start
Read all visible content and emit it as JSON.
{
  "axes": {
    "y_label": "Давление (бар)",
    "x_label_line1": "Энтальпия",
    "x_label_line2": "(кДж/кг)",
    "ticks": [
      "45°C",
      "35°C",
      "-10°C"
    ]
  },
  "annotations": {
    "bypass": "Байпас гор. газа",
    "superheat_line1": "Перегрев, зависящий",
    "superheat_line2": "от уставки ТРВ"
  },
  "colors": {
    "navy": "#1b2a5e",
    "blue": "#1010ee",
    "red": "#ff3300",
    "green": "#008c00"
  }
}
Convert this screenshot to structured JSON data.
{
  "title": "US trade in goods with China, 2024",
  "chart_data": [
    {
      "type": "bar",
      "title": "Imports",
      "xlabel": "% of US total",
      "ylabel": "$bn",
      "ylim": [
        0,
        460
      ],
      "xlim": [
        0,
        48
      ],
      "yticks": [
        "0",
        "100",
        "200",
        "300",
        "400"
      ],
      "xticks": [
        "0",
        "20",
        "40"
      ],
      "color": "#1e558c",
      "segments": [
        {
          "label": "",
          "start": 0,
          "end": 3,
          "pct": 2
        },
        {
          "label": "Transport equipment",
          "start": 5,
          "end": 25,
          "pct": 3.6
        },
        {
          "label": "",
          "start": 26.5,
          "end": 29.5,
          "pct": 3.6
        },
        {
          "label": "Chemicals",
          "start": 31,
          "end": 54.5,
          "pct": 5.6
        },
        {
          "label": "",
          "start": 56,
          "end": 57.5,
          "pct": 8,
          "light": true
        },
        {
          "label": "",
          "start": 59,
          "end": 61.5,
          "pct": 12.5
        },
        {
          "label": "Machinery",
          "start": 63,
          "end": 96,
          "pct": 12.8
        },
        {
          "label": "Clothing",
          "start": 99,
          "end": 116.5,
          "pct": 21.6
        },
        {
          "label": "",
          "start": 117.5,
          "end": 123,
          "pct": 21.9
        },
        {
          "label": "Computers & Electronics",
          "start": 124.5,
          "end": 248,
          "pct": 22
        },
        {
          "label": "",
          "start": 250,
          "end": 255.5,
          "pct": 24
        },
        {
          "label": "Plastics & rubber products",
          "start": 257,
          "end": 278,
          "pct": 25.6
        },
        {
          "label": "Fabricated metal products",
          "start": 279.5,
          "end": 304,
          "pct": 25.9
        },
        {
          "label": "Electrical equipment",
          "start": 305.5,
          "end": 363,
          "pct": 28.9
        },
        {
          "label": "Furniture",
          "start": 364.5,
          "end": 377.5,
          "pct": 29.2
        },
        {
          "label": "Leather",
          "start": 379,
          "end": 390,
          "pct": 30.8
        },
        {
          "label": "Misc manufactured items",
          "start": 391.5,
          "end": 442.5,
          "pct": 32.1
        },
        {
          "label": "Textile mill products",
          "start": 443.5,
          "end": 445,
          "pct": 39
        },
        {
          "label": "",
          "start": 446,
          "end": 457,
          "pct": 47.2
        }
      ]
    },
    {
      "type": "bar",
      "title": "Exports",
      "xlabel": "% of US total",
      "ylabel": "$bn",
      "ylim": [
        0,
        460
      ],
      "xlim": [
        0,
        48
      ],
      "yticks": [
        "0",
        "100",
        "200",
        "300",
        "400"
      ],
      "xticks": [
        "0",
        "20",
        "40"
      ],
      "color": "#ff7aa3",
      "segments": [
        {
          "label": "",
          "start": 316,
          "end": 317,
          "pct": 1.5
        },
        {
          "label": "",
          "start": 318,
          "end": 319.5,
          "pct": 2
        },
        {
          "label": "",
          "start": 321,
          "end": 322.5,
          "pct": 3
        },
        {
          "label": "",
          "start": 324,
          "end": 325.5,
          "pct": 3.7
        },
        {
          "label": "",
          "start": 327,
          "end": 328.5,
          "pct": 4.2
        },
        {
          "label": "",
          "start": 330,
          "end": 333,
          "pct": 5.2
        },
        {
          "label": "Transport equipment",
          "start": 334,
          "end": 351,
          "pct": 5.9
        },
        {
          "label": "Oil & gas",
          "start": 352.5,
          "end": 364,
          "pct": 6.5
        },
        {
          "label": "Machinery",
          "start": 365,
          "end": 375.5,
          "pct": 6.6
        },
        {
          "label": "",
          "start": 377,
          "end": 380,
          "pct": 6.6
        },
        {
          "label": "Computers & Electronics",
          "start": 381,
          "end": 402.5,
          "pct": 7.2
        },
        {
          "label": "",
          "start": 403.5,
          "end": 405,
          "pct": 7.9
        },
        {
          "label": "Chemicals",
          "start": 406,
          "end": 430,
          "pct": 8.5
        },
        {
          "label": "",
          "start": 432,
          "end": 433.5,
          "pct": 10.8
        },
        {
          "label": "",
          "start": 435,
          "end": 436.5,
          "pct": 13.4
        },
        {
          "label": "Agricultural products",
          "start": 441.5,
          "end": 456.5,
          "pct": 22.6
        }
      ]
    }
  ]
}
end
# Work required
Every line above should be written out again exactly as it stands.

# Answer below
Read all visible content and emit it as JSON.
{
  "axes": {
    "y_label": "Давление (бар)",
    "x_label_line1": "Энтальпия",
    "x_label_line2": "(кДж/кг)",
    "ticks": [
      "45°C",
      "35°C",
      "-10°C"
    ]
  },
  "annotations": {
    "bypass": "Байпас гор. газа",
    "superheat_line1": "Перегрев, зависящий",
    "superheat_line2": "от уставки ТРВ"
  },
  "colors": {
    "navy": "#1b2a5e",
    "blue": "#1010ee",
    "red": "#ff3300",
    "green": "#008c00"
  }
}
Convert this screenshot to structured JSON data.
{
  "title": "US trade in goods with China, 2024",
  "chart_data": [
    {
      "type": "bar",
      "title": "Imports",
      "xlabel": "% of US total",
      "ylabel": "$bn",
      "ylim": [
        0,
        460
      ],
      "xlim": [
        0,
        48
      ],
      "yticks": [
        "0",
        "100",
        "200",
        "300",
        "400"
      ],
      "xticks": [
        "0",
        "20",
        "40"
      ],
      "color": "#1e558c",
      "segments": [
        {
          "label": "",
          "start": 0,
          "end": 3,
          "pct": 2
        },
        {
          "label": "Transport equipment",
          "start": 5,
          "end": 25,
          "pct": 3.6
        },
        {
          "label": "",
          "start": 26.5,
          "end": 29.5,
          "pct": 3.6
        },
        {
          "label": "Chemicals",
          "start": 31,
          "end": 54.5,
          "pct": 5.6
        },
        {
          "label": "",
          "start": 56,
          "end": 57.5,
          "pct": 8,
          "light": true
        },
        {
          "label": "",
          "start": 59,
          "end": 61.5,
          "pct": 12.5
        },
        {
          "label": "Machinery",
          "start": 63,
          "end": 96,
          "pct": 12.8
        },
        {
          "label": "Clothing",
          "start": 99,
          "end": 116.5,
          "pct": 21.6
        },
        {
          "label": "",
          "start": 117.5,
          "end": 123,
          "pct": 21.9
        },
        {
          "label": "Computers & Electronics",
          "start": 124.5,
          "end": 248,
          "pct": 22
        },
        {
          "label": "",
          "start": 250,
          "end": 255.5,
          "pct": 24
        },
        {
          "label": "Plastics & rubber products",
          "start": 257,
          "end": 278,
          "pct": 25.6
        },
        {
          "label": "Fabricated metal products",
          "start": 279.5,
          "end": 304,
          "pct": 25.9
        },
        {
          "label": "Electrical equipment",
          "start": 305.5,
          "end": 363,
          "pct": 28.9
        },
        {
          "label": "Furniture",
          "start": 364.5,
          "end": 377.5,
          "pct": 29.2
        },
        {
          "label": "Leather",
          "start": 379,
          "end": 390,
          "pct": 30.8
        },
        {
          "label": "Misc manufactured items",
          "start": 391.5,
          "end": 442.5,
          "pct": 32.1
        },
        {
          "label": "Textile mill products",
          "start": 443.5,
          "end": 445,
          "pct": 39
        },
        {
          "label": "",
          "start": 446,
          "end": 457,
          "pct": 47.2
        }
      ]
    },
    {
      "type": "bar",
      "title": "Exports",
      "xlabel": "% of US total",
      "ylabel": "$bn",
      "ylim": [
        0,
        460
      ],
      "xlim": [
        0,
        48
      ],
      "yticks": [
        "0",
        "100",
        "200",
        "300",
        "400"
      ],
      "xticks": [
        "0",
        "20",
        "40"
      ],
      "color": "#ff7aa3",
      "segments": [
        {
          "label": "",
          "start": 316,
          "end": 317,
          "pct": 1.5
        },
        {
          "label": "",
          "start": 318,
          "end": 319.5,
          "pct": 2
        },
        {
          "label": "",
          "start": 321,
          "end": 322.5,
          "pct": 3
        },
        {
          "label": "",
          "start": 324,
          "end": 325.5,
          "pct": 3.7
        },
        {
          "label": "",
          "start": 327,
          "end": 328.5,
          "pct": 4.2
        },
        {
          "label": "",
          "start": 330,
          "end": 333,
          "pct": 5.2
        },
        {
          "label": "Transport equipment",
          "start": 334,
          "end": 351,
          "pct": 5.9
        },
        {
          "label": "Oil & gas",
          "start": 352.5,
          "end": 364,
          "pct": 6.5
        },
        {
          "label": "Machinery",
          "start": 365,
          "end": 375.5,
          "pct": 6.6
        },
        {
          "label": "",
          "start": 377,
          "end": 380,
          "pct": 6.6
        },
        {
          "label": "Computers & Electronics",
          "start": 381,
          "end": 402.5,
          "pct": 7.2
        },
        {
          "label": "",
          "start": 403.5,
          "end": 405,
          "pct": 7.9
        },
        {
          "label": "Chemicals",
          "start": 406,
          "end": 430,
          "pct": 8.5
        },
        {
          "label": "",
          "start": 432,
          "end": 433.5,
          "pct": 10.8
        },
        {
          "label": "",
          "start": 435,
          "end": 436.5,
          "pct": 13.4
        },
        {
          "label": "Agricultural products",
          "start": 441.5,
          "end": 456.5,
          "pct": 22.6
        }
      ]
    }
  ]
}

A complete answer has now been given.